Look through the data and write out every line with the word "this" in it.

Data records

◆ ◆ ◆ ◆

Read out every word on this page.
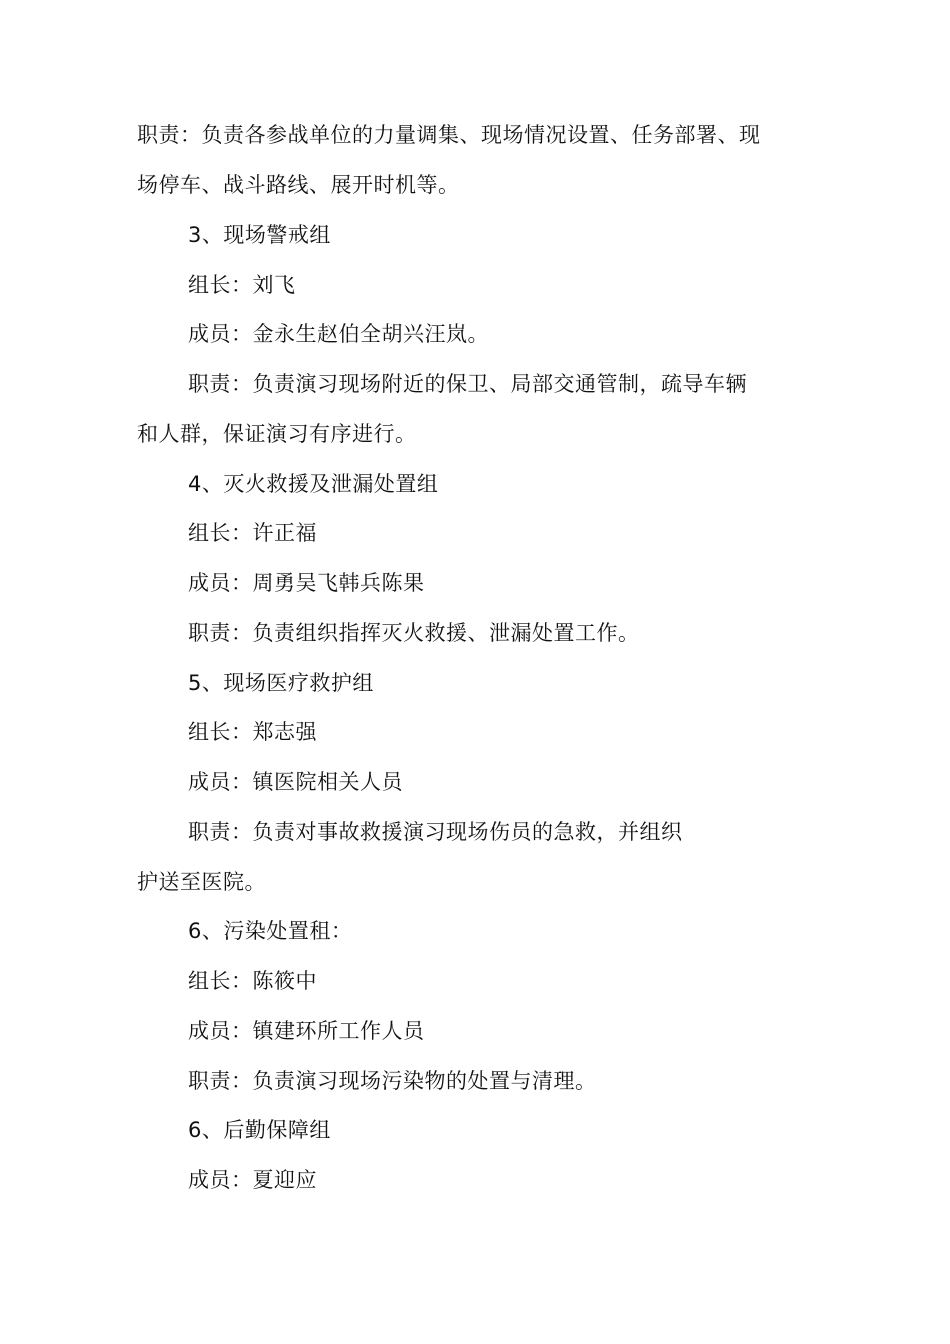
职责：负责各参战单位的力量调集、现场情况设置、任务部署、现
场停车、战斗路线、展开时机等。
3、现场警戒组
组长：刘飞
成员：金永生赵伯全胡兴汪岚。
职责：负责演习现场附近的保卫、局部交通管制，疏导车辆
和人群，保证演习有序进行。
4、灭火救援及泄漏处置组
组长：许正福
成员：周勇吴飞韩兵陈果
职责：负责组织指挥灭火救援、泄漏处置工作。
5、现场医疗救护组
组长：郑志强
成员：镇医院相关人员
职责：负责对事故救援演习现场伤员的急救，并组织
护送至医院。
6、污染处置租：
组长：陈筱中
成员：镇建环所工作人员
职责：负责演习现场污染物的处置与清理。
6、后勤保障组
成员：夏迎应
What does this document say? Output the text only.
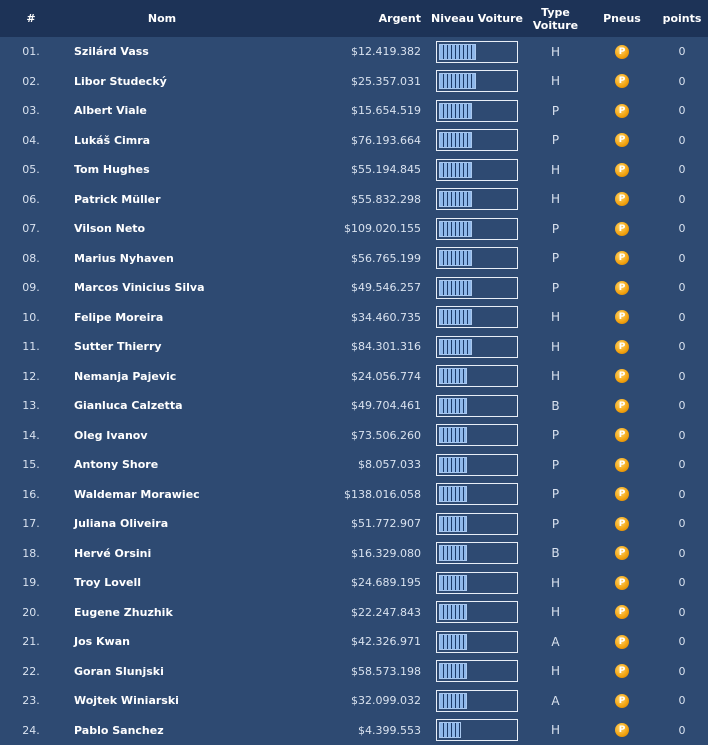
#	Nom	Argent	Niveau Voiture	Type
Voiture	Pneus	points
01.	Szilárd Vass	$12.419.382		H	P	0
02.	Libor Studecký	$25.357.031		H	P	0
03.	Albert Viale	$15.654.519		P	P	0
04.	Lukáš Cimra	$76.193.664		P	P	0
05.	Tom Hughes	$55.194.845		H	P	0
06.	Patrick Müller	$55.832.298		H	P	0
07.	Vilson Neto	$109.020.155		P	P	0
08.	Marius Nyhaven	$56.765.199		P	P	0
09.	Marcos Vinicius Silva	$49.546.257		P	P	0
10.	Felipe Moreira	$34.460.735		H	P	0
11.	Sutter Thierry	$84.301.316		H	P	0
12.	Nemanja Pajevic	$24.056.774		H	P	0
13.	Gianluca Calzetta	$49.704.461		B	P	0
14.	Oleg Ivanov	$73.506.260		P	P	0
15.	Antony Shore	$8.057.033		P	P	0
16.	Waldemar Morawiec	$138.016.058		P	P	0
17.	Juliana Oliveira	$51.772.907		P	P	0
18.	Hervé Orsini	$16.329.080		B	P	0
19.	Troy Lovell	$24.689.195		H	P	0
20.	Eugene Zhuzhik	$22.247.843		H	P	0
21.	Jos Kwan	$42.326.971		A	P	0
22.	Goran Slunjski	$58.573.198		H	P	0
23.	Wojtek Winiarski	$32.099.032		A	P	0
24.	Pablo Sanchez	$4.399.553		H	P	0
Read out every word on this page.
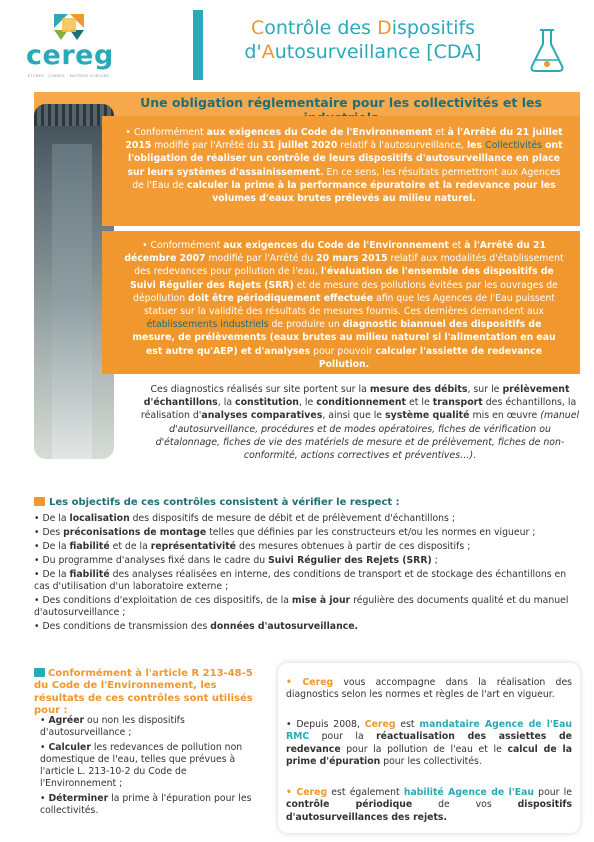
cereg
ÉTUDES · CONSEIL · MAÎTRISE D'ŒUVRE
Contrôle des Dispositifs
d'Autosurveillance [CDA]
Une obligation réglementaire pour les collectivités et les
• Conformément aux exigences du Code de l'Environnement et à l'Arrêté du 21 juillet 2015 modifié par l'Arrêté du 31 juillet 2020 relatif à l'autosurveillance, les Collectivités ont l'obligation de réaliser un contrôle de leurs dispositifs d'autosurveillance en place sur leurs systèmes d'assainissement. En ce sens, les résultats permettront aux Agences de l'Eau de calculer la prime à la performance épuratoire et la redevance pour les volumes d'eaux brutes prélevés au milieu naturel.
• Conformément aux exigences du Code de l'Environnement et à l'Arrêté du 21 décembre 2007 modifié par l'Arrêté du 20 mars 2015 relatif aux modalités d'établissement des redevances pour pollution de l'eau, l'évaluation de l'ensemble des dispositifs de Suivi Régulier des Rejets (SRR) et de mesure des pollutions évitées par les ouvrages de dépollution doit être périodiquement effectuée afin que les Agences de l'Eau puissent statuer sur la validité des résultats de mesures fournis. Ces dernières demandent aux établissements industriels de produire un diagnostic biannuel des dispositifs de mesure, de prélèvements (eaux brutes au milieu naturel si l'alimentation en eau est autre qu'AEP) et d'analyses pour pouvoir calculer l'assiette de redevance Pollution.
Ces diagnostics réalisés sur site portent sur la mesure des débits, sur le prélèvement d'échantillons, la constitution, le conditionnement et le transport des échantillons, la réalisation d'analyses comparatives, ainsi que le système qualité mis en œuvre (manuel d'autosurveillance, procédures et de modes opératoires, fiches de vérification ou d'étalonnage, fiches de vie des matériels de mesure et de prélèvement, fiches de non-conformité, actions correctives et préventives…).
Les objectifs de ces contrôles consistent à vérifier le respect :
• De la localisation des dispositifs de mesure de débit et de prélèvement d'échantillons ;
• Des préconisations de montage telles que définies par les constructeurs et/ou les normes en vigueur ;
• De la fiabilité et de la représentativité des mesures obtenues à partir de ces dispositifs ;
• Du programme d'analyses fixé dans le cadre du Suivi Régulier des Rejets (SRR) ;
• De la fiabilité des analyses réalisées en interne, des conditions de transport et de stockage des échantillons en cas d'utilisation d'un laboratoire externe ;
• Des conditions d'exploitation de ces dispositifs, de la mise à jour régulière des documents qualité et du manuel d'autosurveillance ;
• Des conditions de transmission des données d'autosurveillance.
Conformément à l'article R 213-48-5 du Code de l'Environnement, les résultats de ces contrôles sont utilisés pour :
• Agréer ou non les dispositifs d'autosurveillance ;
• Calculer les redevances de pollution non domestique de l'eau, telles que prévues à l'article L. 213-10-2 du Code de l'Environnement ;
• Déterminer la prime à l'épuration pour les collectivités.

• Cereg vous accompagne dans la réalisation des diagnostics selon les normes et règles de l'art en vigueur.

• Depuis 2008, Cereg est mandataire Agence de l'Eau RMC pour la réactualisation des assiettes de redevance pour la pollution de l'eau et le calcul de la prime d'épuration pour les collectivités.

• Cereg est également habilité Agence de l'Eau pour le contrôle périodique de vos dispositifs d'autosurveillances des rejets.
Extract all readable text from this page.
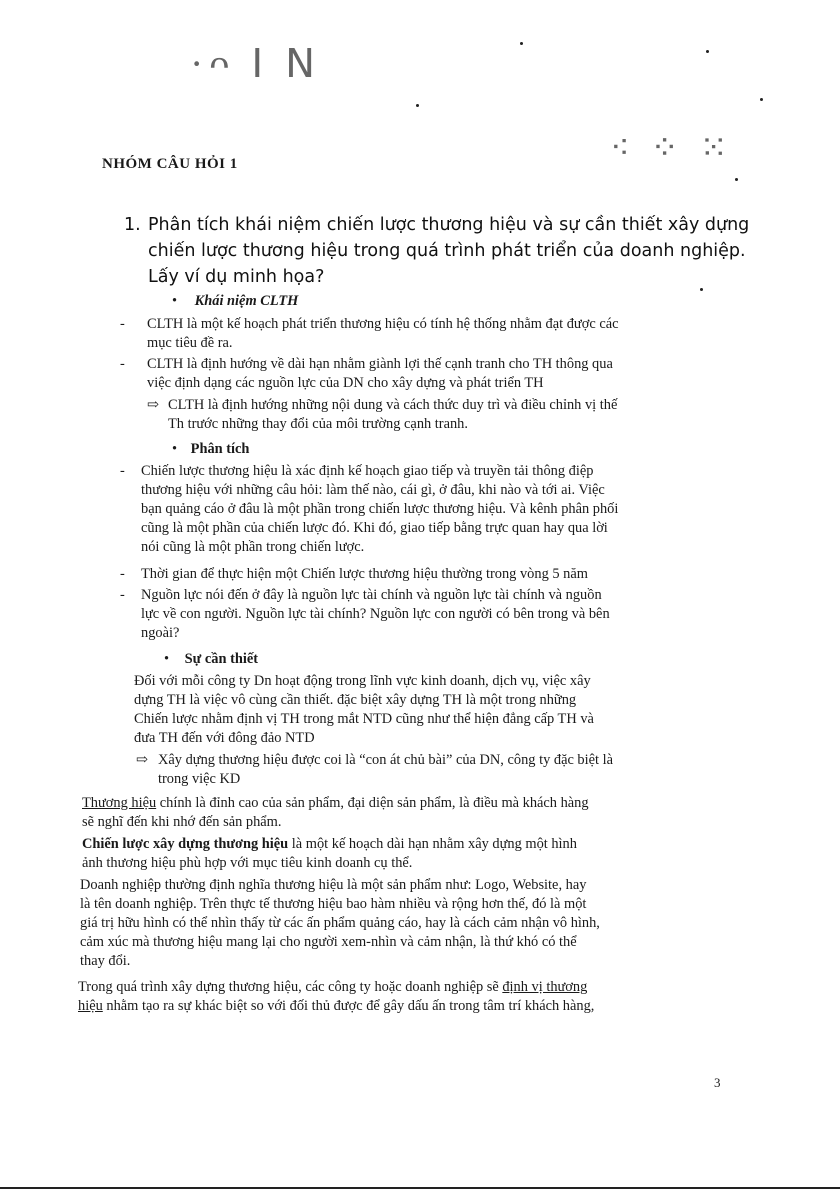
·ᴖ ꓲ ꓠ
⁖ ⁘ ⁙
NHÓM CÂU HỎI 1
1. Phân tích khái niệm chiến lược thương hiệu và sự cần thiết xây dựng chiến lược thương hiệu trong quá trình phát triển của doanh nghiệp. Lấy ví dụ minh họa?
• Khái niệm CLTH
- CLTH là một kế hoạch phát triển thương hiệu có tính hệ thống nhằm đạt được các
mục tiêu đề ra.
- CLTH là định hướng về dài hạn nhằm giành lợi thế cạnh tranh cho TH thông qua
việc định dạng các nguồn lực của DN cho xây dựng và phát triển TH
⇨ CLTH là định hướng những nội dung và cách thức duy trì và điều chỉnh vị thế
Th trước những thay đổi của môi trường cạnh tranh.
• Phân tích
- Chiến lược thương hiệu là xác định kế hoạch giao tiếp và truyền tải thông điệp
thương hiệu với những câu hỏi: làm thế nào, cái gì, ở đâu, khi nào và tới ai. Việc
bạn quảng cáo ở đâu là một phần trong chiến lược thương hiệu. Và kênh phân phối
cũng là một phần của chiến lược đó. Khi đó, giao tiếp bằng trực quan hay qua lời
nói cũng là một phần trong chiến lược.
- Thời gian để thực hiện một Chiến lược thương hiệu thường trong vòng 5 năm
- Nguồn lực nói đến ở đây là nguồn lực tài chính và nguồn lực tài chính và nguồn
lực về con người. Nguồn lực tài chính? Nguồn lực con người có bên trong và bên
ngoài?
• Sự cần thiết
Đối với mỗi công ty Dn hoạt động trong lĩnh vực kinh doanh, dịch vụ, việc xây
dựng TH là việc vô cùng cần thiết. đặc biệt xây dựng TH là một trong những
Chiến lược nhằm định vị TH trong mắt NTD cũng như thể hiện đẳng cấp TH và
đưa TH đến với đông đảo NTD
⇨ Xây dựng thương hiệu được coi là “con át chủ bài” của DN, công ty đặc biệt là
trong việc KD
Thương hiệu chính là đỉnh cao của sản phẩm, đại diện sản phẩm, là điều mà khách hàng
sẽ nghĩ đến khi nhớ đến sản phẩm.
Chiến lược xây dựng thương hiệu là một kế hoạch dài hạn nhằm xây dựng một hình
ảnh thương hiệu phù hợp với mục tiêu kinh doanh cụ thể.
Doanh nghiệp thường định nghĩa thương hiệu là một sản phẩm như: Logo, Website, hay
là tên doanh nghiệp. Trên thực tế thương hiệu bao hàm nhiều và rộng hơn thế, đó là một
giá trị hữu hình có thể nhìn thấy từ các ấn phẩm quảng cáo, hay là cách cảm nhận vô hình,
cảm xúc mà thương hiệu mang lại cho người xem-nhìn và cảm nhận, là thứ khó có thể
thay đổi.
Trong quá trình xây dựng thương hiệu, các công ty hoặc doanh nghiệp sẽ định vị thương
hiệu nhằm tạo ra sự khác biệt so với đối thủ được để gây dấu ấn trong tâm trí khách hàng,
3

◆ ◆ ◆ ◆

Solution below –
Read out every word on this page.
What does this document say? Output the text only.
Read out every word on this page.
Extract all readable text from this page.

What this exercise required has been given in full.